• **Available records**:
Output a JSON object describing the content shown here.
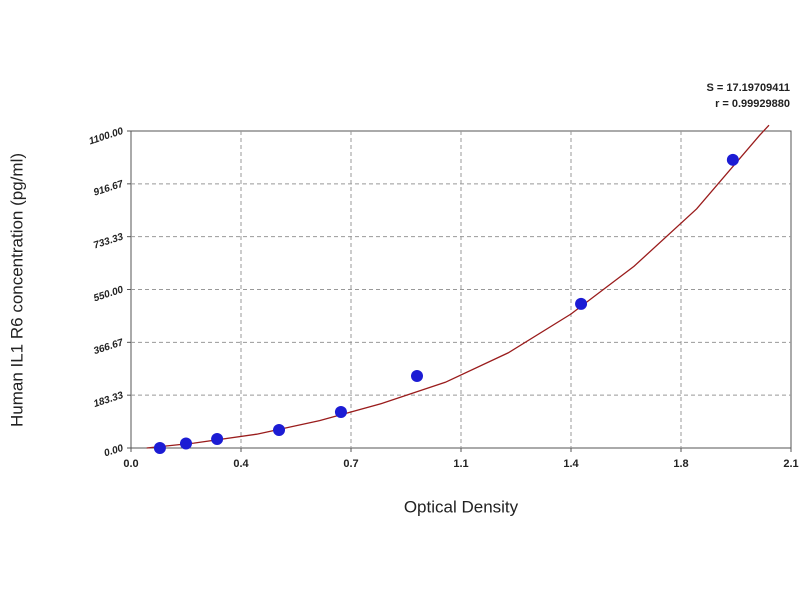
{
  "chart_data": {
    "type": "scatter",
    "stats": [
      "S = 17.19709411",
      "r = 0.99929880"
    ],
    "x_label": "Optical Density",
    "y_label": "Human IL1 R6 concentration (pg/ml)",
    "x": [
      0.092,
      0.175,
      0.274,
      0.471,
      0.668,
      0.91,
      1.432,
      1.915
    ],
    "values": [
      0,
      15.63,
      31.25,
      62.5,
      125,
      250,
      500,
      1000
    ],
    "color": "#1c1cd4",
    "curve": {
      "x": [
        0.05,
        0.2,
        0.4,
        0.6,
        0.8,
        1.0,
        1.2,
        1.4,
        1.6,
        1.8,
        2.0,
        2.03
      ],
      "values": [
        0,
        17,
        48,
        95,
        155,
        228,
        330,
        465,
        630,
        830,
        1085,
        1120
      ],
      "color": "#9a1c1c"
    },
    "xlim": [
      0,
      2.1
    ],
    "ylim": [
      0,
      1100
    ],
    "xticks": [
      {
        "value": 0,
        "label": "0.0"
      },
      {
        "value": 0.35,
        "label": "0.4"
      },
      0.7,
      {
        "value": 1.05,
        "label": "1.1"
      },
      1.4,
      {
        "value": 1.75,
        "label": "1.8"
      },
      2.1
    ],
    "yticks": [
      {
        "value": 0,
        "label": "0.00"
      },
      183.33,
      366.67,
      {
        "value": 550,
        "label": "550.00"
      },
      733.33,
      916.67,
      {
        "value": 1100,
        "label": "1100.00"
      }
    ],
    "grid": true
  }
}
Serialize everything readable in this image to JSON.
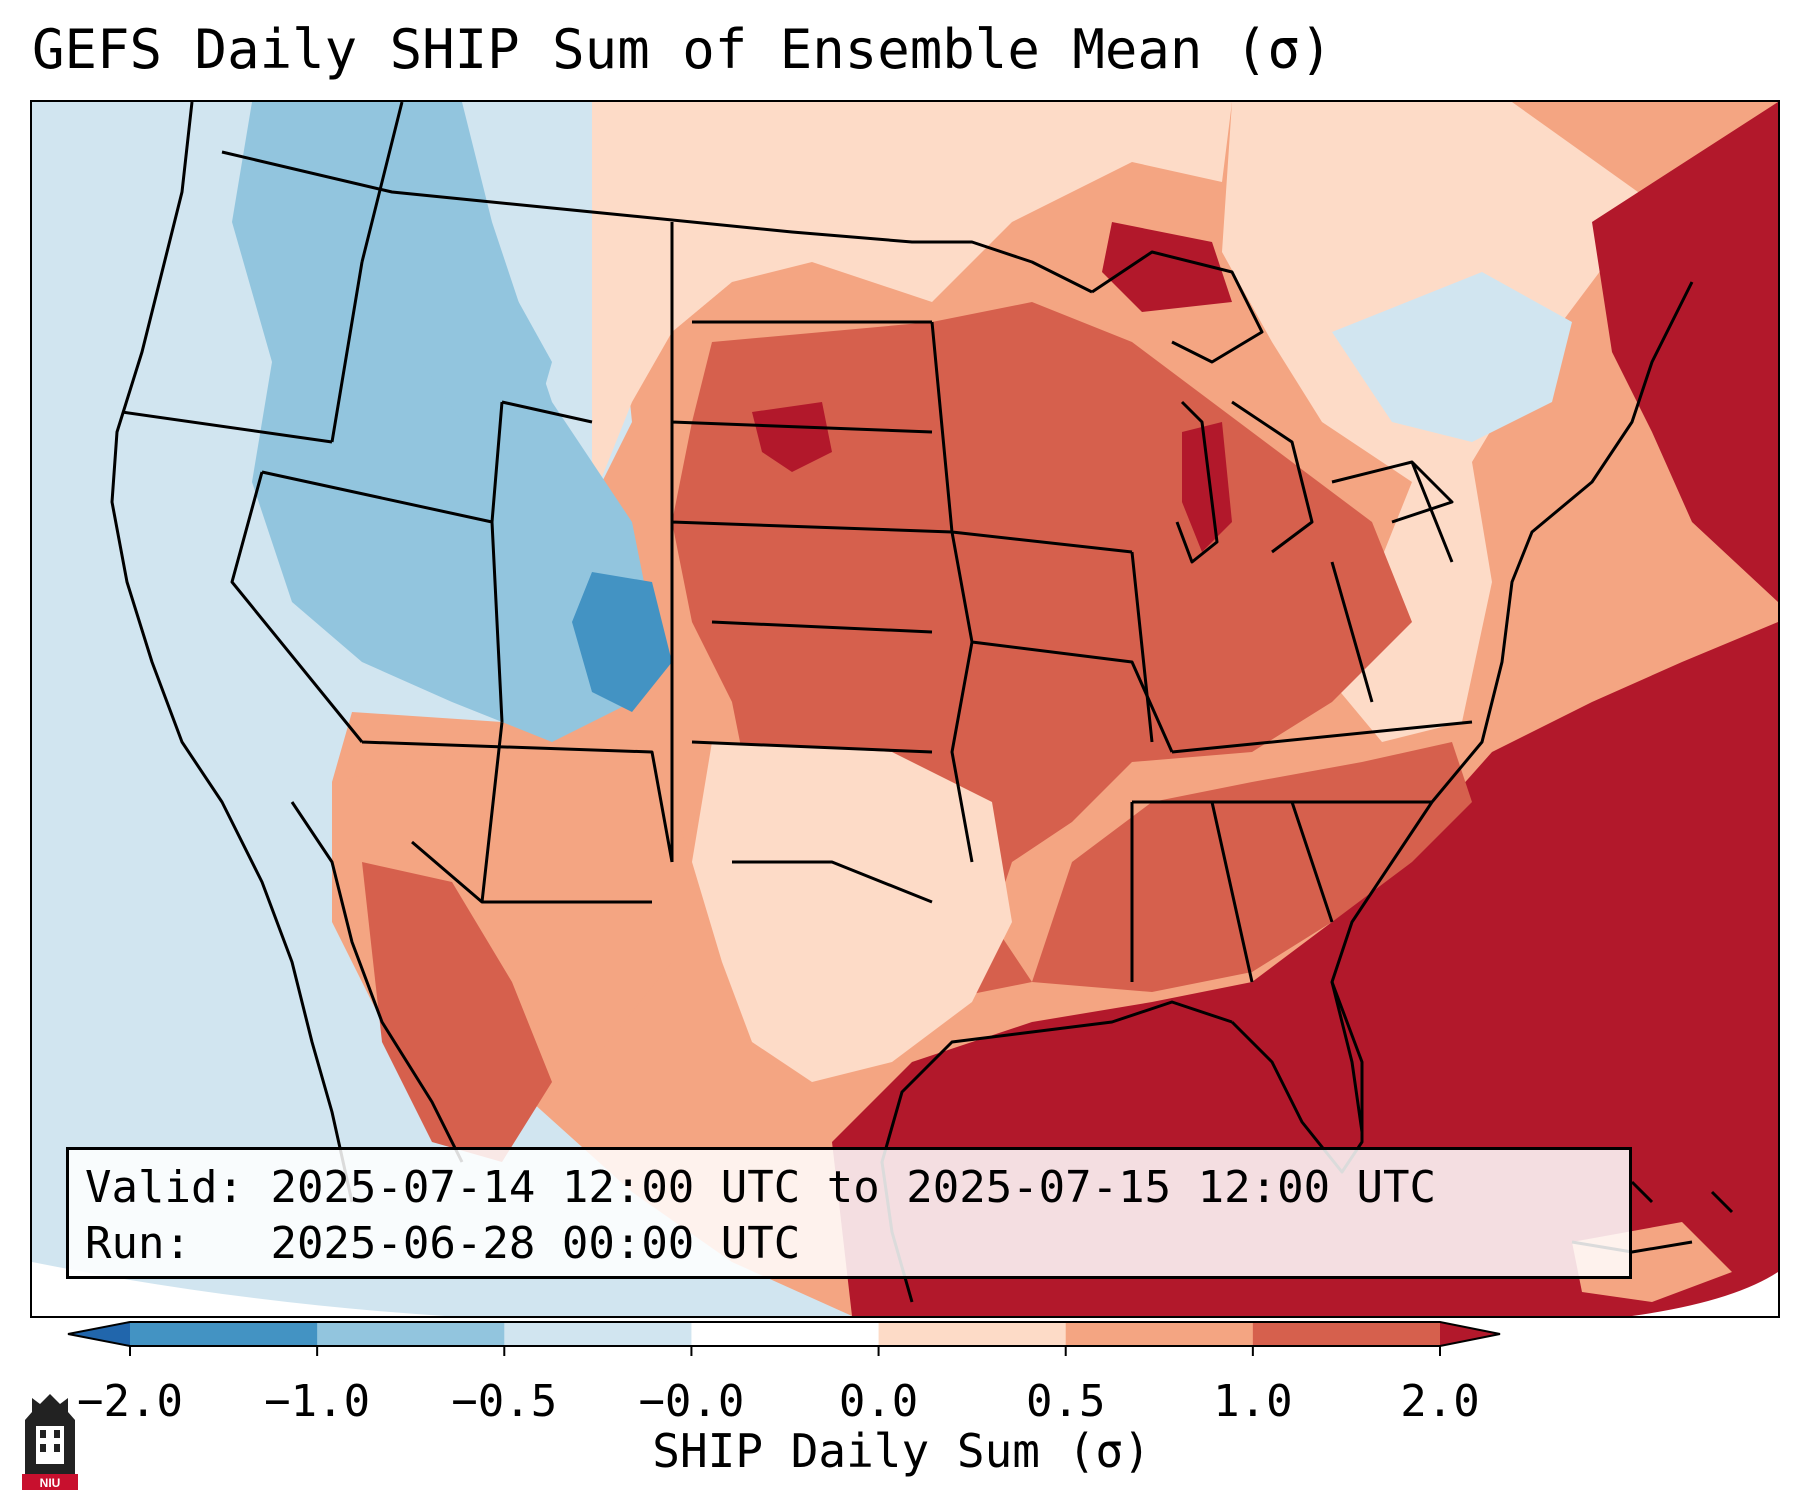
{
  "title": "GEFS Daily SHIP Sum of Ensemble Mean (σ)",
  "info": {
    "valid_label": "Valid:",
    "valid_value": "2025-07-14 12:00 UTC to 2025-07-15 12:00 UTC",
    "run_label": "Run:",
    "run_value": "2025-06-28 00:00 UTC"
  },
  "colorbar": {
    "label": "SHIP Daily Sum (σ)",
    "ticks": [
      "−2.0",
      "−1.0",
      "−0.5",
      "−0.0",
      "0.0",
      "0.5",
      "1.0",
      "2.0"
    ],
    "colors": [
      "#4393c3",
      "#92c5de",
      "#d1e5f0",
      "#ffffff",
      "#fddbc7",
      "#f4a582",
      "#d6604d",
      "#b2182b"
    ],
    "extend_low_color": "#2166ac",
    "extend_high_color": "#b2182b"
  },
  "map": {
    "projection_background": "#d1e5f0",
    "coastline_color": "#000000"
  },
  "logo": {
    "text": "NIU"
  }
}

• **Work to do**: Count how many lines include the string "Daily". Nothing but the number is needed.

• **Problem solution**: 2